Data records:

===

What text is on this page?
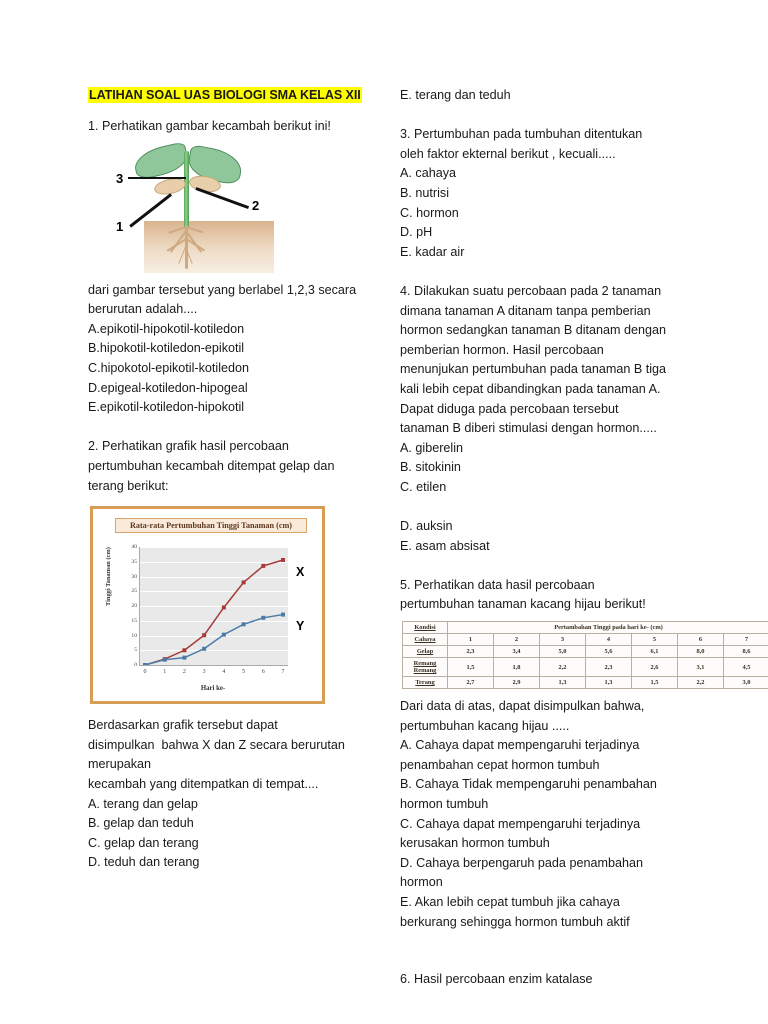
LATIHAN SOAL UAS BIOLOGI SMA KELAS XII
1. Perhatikan gambar kecambah berikut ini!
3
2
1
dari gambar tersebut yang berlabel 1,2,3 secara
berurutan adalah....
A.epikotil-hipokotil-kotiledon
B.hipokotil-kotiledon-epikotil
C.hipokotol-epikotil-kotiledon
D.epigeal-kotiledon-hipogeal
E.epikotil-kotiledon-hipokotil
2. Perhatikan grafik hasil percobaan
pertumbuhan kecambah ditempat gelap dan
terang berikut:
Rata-rata Pertumbuhan Tinggi Tanaman (cm)
Tinggi Tanaman (cm)
0
5
10
15
20
25
30
35
40
0	1	2	3	4	5	6	7
Hari ke-
X
Y
Berdasarkan grafik tersebut dapat
disimpulkan  bahwa X dan Z secara berurutan
merupakan
kecambah yang ditempatkan di tempat....
A. terang dan gelap
B. gelap dan teduh
C. gelap dan terang
D. teduh dan terang
E. terang dan teduh
3. Pertumbuhan pada tumbuhan ditentukan
oleh faktor ekternal berikut , kecuali.....
A. cahaya
B. nutrisi
C. hormon
D. pH
E. kadar air
4. Dilakukan suatu percobaan pada 2 tanaman
dimana tanaman A ditanam tanpa pemberian
hormon sedangkan tanaman B ditanam dengan
pemberian hormon. Hasil percobaan
menunjukan pertumbuhan pada tanaman B tiga
kali lebih cepat dibandingkan pada tanaman A.
Dapat diduga pada percobaan tersebut
tanaman B diberi stimulasi dengan hormon.....
A. giberelin
B. sitokinin
C. etilen
D. auksin
E. asam absisat
5. Perhatikan data hasil percobaan
pertumbuhan tanaman kacang hijau berikut!
Kondisi	Pertambahan Tinggi pada hari ke- (cm)						
Cahaya	1	2	3	4	5	6	7
Gelap	2,3	3,4	5,0	5,6	6,1	8,0	8,6
Remang Remang	1,5	1,8	2,2	2,3	2,6	3,1	4,5
Terang	2,7	2,9	1,3	1,3	1,5	2,2	3,0
Dari data di atas, dapat disimpulkan bahwa,
pertumbuhan kacang hijau .....
A. Cahaya dapat mempengaruhi terjadinya
penambahan cepat hormon tumbuh
B. Cahaya Tidak mempengaruhi penambahan
hormon tumbuh
C. Cahaya dapat mempengaruhi terjadinya
kerusakan hormon tumbuh
D. Cahaya berpengaruh pada penambahan
hormon
E. Akan lebih cepat tumbuh jika cahaya
berkurang sehingga hormon tumbuh aktif
6. Hasil percobaan enzim katalase
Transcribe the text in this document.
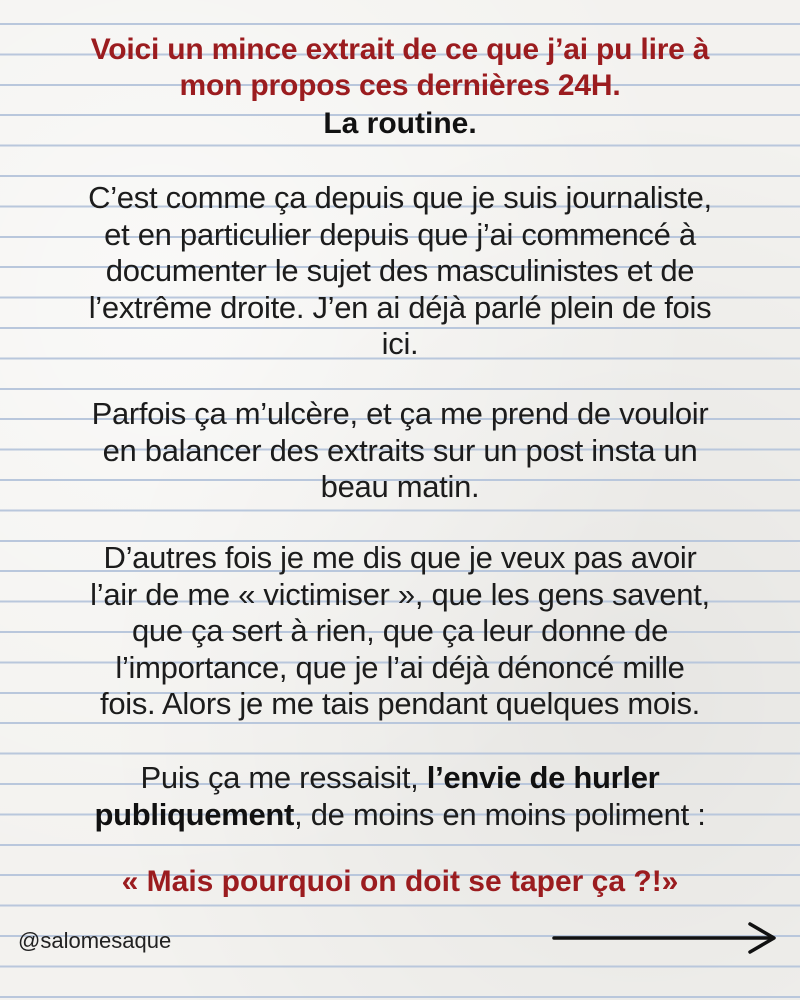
Voici un mince extrait de ce que j’ai pu lire à
mon propos ces dernières 24H.
La routine.
C’est comme ça depuis que je suis journaliste,
et en particulier depuis que j’ai commencé à
documenter le sujet des masculinistes et de
l’extrême droite. J’en ai déjà parlé plein de fois
ici.
Parfois ça m’ulcère, et ça me prend de vouloir
en balancer des extraits sur un post insta un
beau matin.
D’autres fois je me dis que je veux pas avoir
l’air de me « victimiser », que les gens savent,
que ça sert à rien, que ça leur donne de
l’importance, que je l’ai déjà dénoncé mille
fois. Alors je me tais pendant quelques mois.
Puis ça me ressaisit, l’envie de hurler
publiquement, de moins en moins poliment :
« Mais pourquoi on doit se taper ça ?!»
@salomesaque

===

Exercise: Pick out every line with the string "déjà" and copy it.

Response for this exercise:
l’extrême droite. J’en ai déjà parlé plein de fois
l’importance, que je l’ai déjà dénoncé mille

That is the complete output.